> **Data extracted from a collection**

---

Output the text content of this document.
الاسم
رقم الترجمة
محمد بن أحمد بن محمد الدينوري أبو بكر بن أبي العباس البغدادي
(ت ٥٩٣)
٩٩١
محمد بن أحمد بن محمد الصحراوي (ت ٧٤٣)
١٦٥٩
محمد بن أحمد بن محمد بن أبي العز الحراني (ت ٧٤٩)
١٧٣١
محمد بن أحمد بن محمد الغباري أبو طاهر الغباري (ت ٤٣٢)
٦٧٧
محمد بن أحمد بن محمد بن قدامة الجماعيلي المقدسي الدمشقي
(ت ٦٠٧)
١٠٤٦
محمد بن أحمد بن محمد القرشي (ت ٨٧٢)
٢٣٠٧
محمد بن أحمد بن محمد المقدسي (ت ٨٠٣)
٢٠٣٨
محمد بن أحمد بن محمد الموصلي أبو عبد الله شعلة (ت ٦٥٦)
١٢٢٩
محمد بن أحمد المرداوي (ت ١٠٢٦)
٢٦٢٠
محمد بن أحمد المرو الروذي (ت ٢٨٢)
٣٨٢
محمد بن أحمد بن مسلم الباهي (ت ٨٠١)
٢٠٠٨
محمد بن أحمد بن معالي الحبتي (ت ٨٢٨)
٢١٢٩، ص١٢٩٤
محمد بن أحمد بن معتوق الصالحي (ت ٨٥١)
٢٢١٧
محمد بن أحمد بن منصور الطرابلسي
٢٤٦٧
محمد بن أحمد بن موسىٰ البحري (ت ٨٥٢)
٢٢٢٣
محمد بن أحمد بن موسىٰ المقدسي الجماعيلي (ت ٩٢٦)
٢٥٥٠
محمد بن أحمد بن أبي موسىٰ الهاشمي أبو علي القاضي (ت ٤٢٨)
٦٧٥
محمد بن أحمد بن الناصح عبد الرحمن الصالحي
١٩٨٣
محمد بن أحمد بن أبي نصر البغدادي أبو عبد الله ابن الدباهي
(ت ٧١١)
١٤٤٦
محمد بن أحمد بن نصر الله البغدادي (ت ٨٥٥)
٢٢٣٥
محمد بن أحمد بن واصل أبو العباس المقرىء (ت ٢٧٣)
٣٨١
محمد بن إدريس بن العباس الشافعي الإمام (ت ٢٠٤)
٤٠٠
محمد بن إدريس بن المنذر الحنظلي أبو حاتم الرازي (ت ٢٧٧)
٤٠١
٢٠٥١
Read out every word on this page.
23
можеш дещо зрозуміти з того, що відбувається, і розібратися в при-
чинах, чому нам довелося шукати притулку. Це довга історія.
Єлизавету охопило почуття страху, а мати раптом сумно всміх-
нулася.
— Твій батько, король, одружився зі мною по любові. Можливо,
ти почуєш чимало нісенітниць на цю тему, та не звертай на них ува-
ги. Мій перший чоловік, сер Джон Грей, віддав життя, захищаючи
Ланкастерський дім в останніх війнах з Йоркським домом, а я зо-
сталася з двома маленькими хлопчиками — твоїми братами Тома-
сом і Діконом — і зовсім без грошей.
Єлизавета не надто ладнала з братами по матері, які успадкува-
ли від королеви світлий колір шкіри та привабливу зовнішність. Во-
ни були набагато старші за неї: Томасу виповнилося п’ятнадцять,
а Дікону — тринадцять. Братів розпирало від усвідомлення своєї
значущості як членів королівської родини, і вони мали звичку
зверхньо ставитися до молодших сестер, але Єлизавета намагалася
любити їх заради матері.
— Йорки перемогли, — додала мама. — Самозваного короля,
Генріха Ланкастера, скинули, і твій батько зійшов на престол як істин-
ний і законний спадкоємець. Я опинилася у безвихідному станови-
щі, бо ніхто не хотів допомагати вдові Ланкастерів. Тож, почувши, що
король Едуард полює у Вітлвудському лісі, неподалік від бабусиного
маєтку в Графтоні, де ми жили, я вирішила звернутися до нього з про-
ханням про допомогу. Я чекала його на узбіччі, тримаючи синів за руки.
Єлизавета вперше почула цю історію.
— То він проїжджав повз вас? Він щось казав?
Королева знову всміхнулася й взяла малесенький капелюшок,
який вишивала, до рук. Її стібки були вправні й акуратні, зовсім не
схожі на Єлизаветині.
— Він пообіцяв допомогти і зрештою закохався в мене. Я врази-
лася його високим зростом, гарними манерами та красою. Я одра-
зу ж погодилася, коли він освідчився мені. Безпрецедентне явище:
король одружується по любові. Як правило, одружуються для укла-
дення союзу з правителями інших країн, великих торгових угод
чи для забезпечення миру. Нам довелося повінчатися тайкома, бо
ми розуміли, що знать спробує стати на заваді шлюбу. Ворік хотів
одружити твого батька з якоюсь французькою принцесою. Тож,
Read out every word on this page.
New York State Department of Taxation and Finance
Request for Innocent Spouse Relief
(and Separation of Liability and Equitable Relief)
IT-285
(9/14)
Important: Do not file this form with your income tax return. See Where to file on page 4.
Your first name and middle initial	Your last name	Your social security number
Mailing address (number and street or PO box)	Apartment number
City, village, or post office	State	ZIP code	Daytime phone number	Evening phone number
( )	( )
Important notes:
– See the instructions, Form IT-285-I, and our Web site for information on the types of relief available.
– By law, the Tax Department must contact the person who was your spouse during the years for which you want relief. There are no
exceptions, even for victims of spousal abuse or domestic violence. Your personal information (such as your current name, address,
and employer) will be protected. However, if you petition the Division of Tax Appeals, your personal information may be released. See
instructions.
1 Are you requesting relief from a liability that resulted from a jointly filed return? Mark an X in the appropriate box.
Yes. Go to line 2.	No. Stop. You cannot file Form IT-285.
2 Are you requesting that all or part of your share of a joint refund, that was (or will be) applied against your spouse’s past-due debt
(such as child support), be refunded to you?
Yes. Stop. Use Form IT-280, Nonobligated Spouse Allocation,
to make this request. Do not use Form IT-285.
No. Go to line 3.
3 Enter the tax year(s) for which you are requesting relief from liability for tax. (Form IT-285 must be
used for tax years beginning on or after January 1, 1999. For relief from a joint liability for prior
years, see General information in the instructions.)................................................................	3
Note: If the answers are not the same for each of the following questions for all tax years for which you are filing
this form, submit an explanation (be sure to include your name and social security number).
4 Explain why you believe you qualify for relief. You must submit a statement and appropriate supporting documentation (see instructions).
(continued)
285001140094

---

> **OBJECTIVE**
Look through the data and show every line containing "الجماعيلي".

> **EXERCISE SOLUTION**
محمد بن أحمد بن محمد بن قدامة الجماعيلي المقدسي الدمشقي
محمد بن أحمد بن موسىٰ المقدسي الجماعيلي (ت ٩٢٦)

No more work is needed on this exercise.